>> Begin RECORD SET

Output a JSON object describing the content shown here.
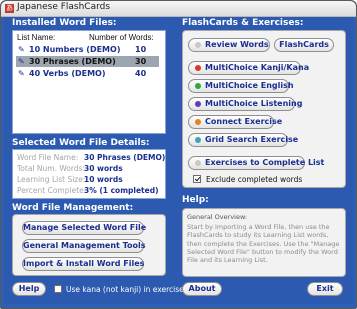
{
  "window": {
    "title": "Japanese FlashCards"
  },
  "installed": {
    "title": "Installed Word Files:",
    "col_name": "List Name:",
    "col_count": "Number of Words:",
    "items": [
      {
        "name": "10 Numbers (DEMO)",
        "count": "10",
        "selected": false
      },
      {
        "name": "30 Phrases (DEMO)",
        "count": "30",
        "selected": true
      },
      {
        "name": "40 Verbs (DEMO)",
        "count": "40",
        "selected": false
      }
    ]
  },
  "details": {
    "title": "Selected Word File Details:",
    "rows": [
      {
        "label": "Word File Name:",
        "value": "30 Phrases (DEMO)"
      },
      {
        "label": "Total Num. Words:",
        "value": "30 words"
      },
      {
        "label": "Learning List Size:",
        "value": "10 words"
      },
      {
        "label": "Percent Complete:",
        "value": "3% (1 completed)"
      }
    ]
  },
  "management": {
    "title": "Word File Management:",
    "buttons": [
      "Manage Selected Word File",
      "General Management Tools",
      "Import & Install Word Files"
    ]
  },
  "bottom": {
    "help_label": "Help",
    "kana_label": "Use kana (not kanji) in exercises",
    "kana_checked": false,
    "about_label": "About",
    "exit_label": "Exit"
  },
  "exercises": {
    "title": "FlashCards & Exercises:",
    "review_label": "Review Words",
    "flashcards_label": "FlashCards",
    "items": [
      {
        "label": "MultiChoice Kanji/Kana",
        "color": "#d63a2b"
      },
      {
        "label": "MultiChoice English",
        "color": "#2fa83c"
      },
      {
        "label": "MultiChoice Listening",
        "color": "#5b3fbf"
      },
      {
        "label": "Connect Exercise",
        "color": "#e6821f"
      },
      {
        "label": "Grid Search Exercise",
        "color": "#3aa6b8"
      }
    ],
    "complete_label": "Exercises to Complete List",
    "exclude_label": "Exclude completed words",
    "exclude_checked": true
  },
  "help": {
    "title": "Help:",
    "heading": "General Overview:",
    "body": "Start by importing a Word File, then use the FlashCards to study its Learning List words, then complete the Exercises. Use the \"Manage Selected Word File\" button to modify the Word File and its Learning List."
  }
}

>> End RECORD SET
>> Begin RECORD SET

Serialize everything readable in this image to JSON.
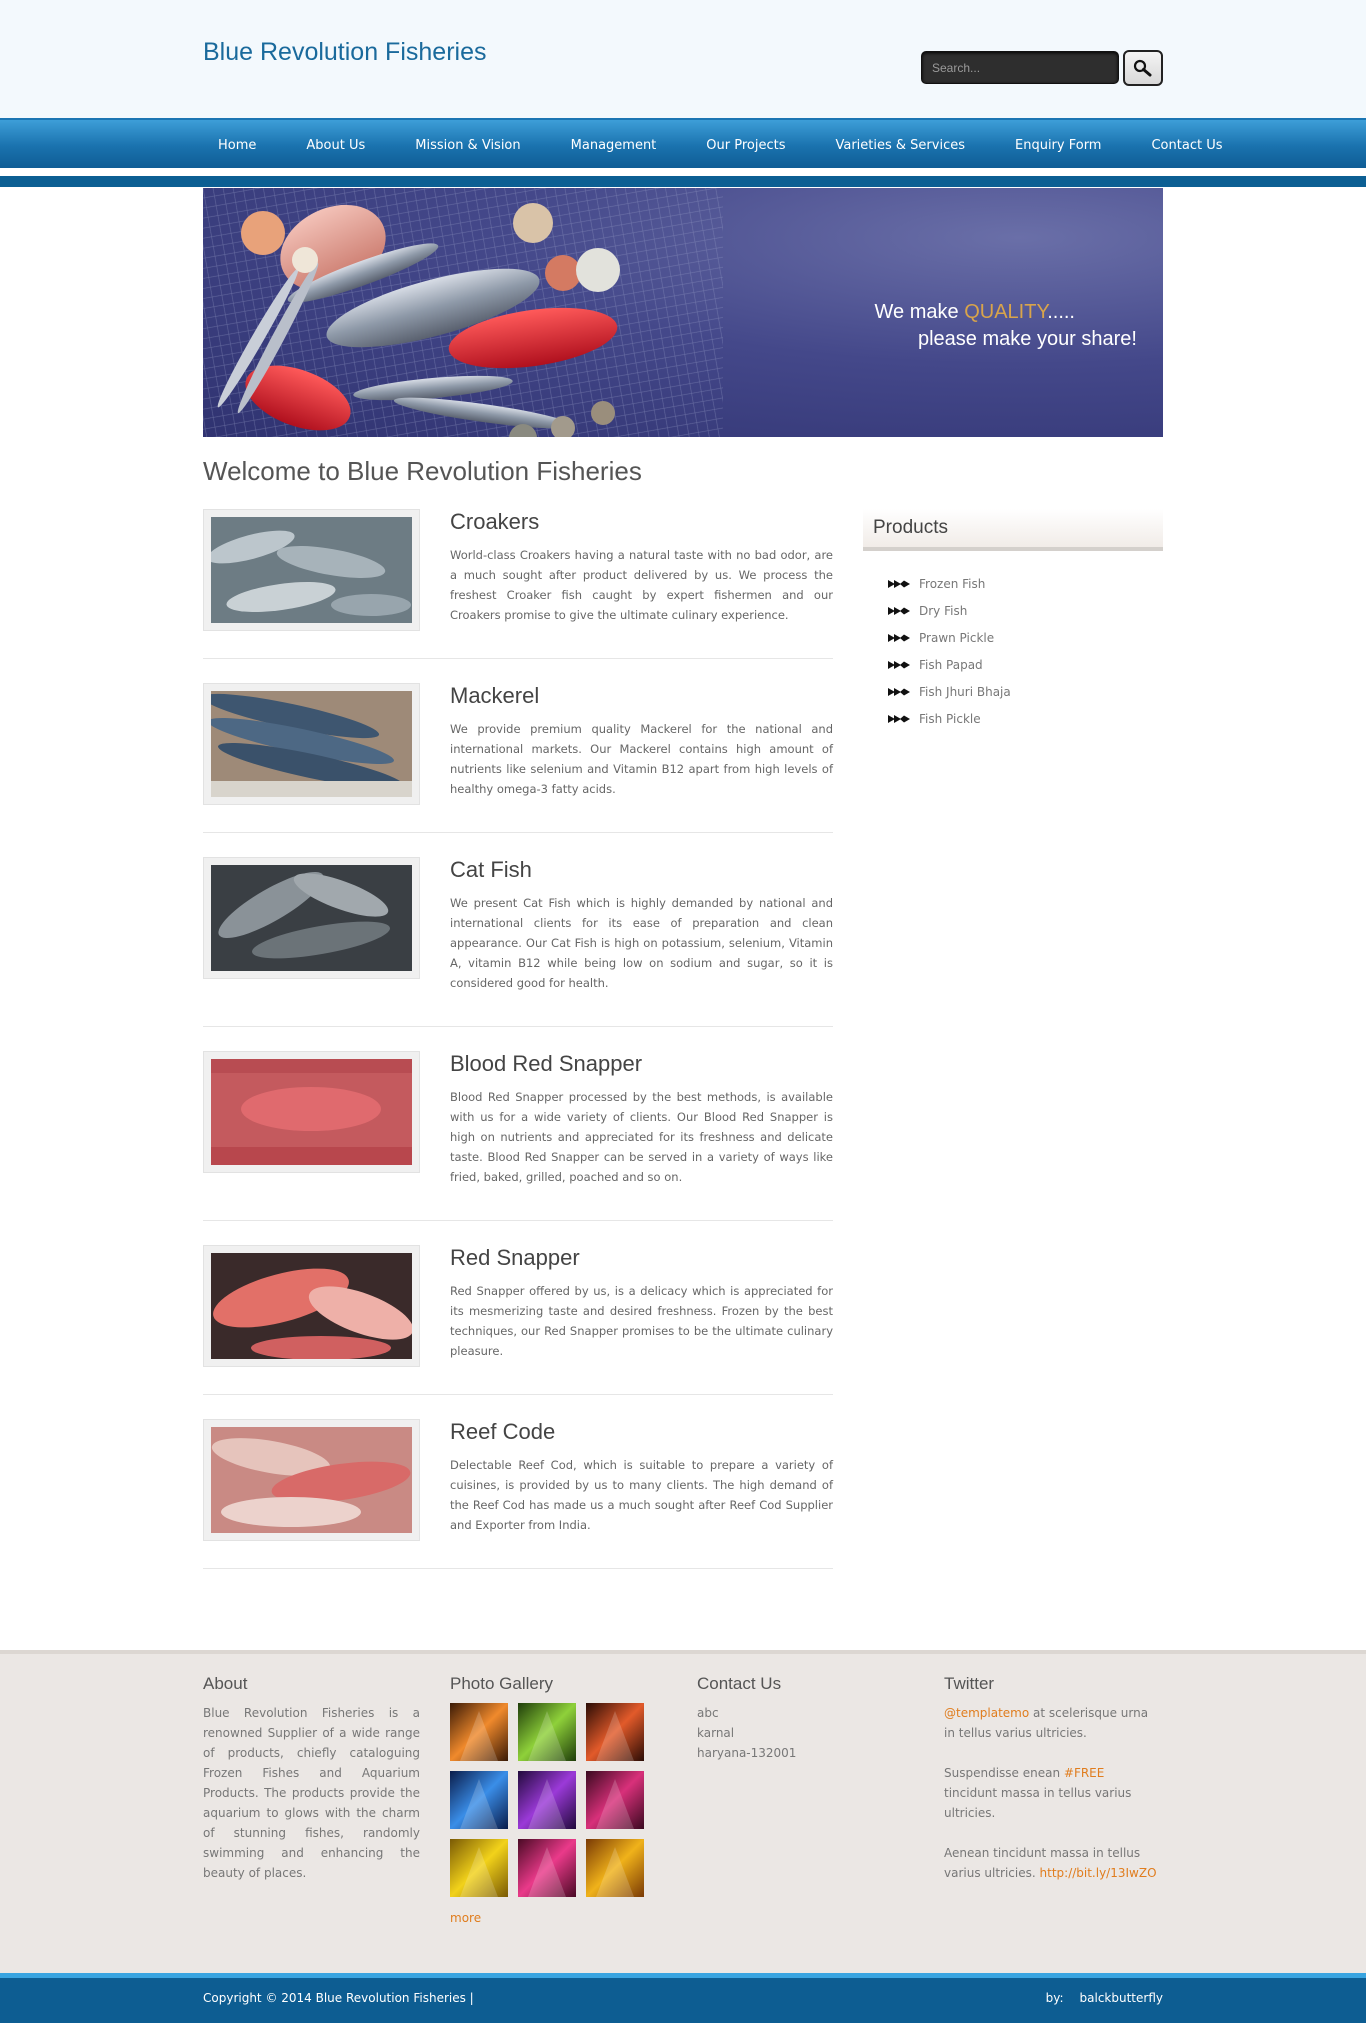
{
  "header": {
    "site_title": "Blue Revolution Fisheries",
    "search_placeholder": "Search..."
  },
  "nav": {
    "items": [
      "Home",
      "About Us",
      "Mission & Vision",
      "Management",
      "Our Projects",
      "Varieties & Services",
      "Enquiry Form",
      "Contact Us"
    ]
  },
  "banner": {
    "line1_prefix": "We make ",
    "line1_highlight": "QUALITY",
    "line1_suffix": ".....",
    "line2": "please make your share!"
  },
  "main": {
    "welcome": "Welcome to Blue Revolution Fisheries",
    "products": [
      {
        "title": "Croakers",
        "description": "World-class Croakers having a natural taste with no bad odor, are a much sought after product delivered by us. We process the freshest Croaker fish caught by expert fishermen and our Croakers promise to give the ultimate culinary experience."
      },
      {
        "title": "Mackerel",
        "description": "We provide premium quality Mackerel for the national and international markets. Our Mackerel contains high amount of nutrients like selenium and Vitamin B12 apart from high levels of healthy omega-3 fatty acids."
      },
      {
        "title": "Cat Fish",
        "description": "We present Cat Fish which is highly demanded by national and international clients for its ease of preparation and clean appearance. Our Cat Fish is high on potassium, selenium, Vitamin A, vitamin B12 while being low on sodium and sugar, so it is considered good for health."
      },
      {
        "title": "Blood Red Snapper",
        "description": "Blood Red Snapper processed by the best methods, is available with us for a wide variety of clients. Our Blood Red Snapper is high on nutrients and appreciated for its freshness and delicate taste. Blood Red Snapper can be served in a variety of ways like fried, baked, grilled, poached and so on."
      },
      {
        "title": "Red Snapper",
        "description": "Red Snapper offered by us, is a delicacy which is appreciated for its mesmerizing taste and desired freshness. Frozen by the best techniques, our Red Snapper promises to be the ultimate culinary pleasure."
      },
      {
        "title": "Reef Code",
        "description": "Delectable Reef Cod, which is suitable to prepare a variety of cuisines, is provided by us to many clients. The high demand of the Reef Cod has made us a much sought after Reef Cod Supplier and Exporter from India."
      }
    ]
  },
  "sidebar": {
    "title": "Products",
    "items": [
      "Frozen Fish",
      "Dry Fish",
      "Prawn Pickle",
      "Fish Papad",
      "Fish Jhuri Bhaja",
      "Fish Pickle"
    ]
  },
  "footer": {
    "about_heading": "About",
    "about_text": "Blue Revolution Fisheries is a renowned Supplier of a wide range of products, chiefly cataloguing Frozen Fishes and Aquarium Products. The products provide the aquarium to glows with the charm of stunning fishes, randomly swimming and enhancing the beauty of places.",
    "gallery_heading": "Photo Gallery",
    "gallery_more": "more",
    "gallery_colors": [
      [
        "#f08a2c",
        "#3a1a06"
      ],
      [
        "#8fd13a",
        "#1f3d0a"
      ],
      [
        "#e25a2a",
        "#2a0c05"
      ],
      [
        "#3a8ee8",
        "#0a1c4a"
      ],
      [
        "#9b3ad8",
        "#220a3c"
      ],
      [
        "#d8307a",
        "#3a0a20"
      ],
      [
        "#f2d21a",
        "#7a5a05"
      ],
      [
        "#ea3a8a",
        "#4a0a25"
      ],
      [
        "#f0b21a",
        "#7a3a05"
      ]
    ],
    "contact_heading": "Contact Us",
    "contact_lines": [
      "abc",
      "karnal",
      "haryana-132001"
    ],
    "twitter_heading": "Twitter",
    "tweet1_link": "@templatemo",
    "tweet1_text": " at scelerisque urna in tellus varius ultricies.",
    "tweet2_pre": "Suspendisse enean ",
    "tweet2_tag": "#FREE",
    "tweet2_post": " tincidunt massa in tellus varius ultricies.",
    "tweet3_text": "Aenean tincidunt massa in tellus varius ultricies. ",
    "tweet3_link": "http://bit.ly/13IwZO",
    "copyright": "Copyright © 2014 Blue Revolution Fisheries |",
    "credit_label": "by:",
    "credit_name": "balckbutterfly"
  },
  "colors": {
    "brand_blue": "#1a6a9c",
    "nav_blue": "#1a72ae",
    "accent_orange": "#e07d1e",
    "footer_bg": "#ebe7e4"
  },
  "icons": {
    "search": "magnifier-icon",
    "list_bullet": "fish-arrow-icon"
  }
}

>> End RECORD SET

* _CHALLENGE_: Only a number is wanted: how many lines contain "varius"?

* _PROBLEM SOLUTION_: 3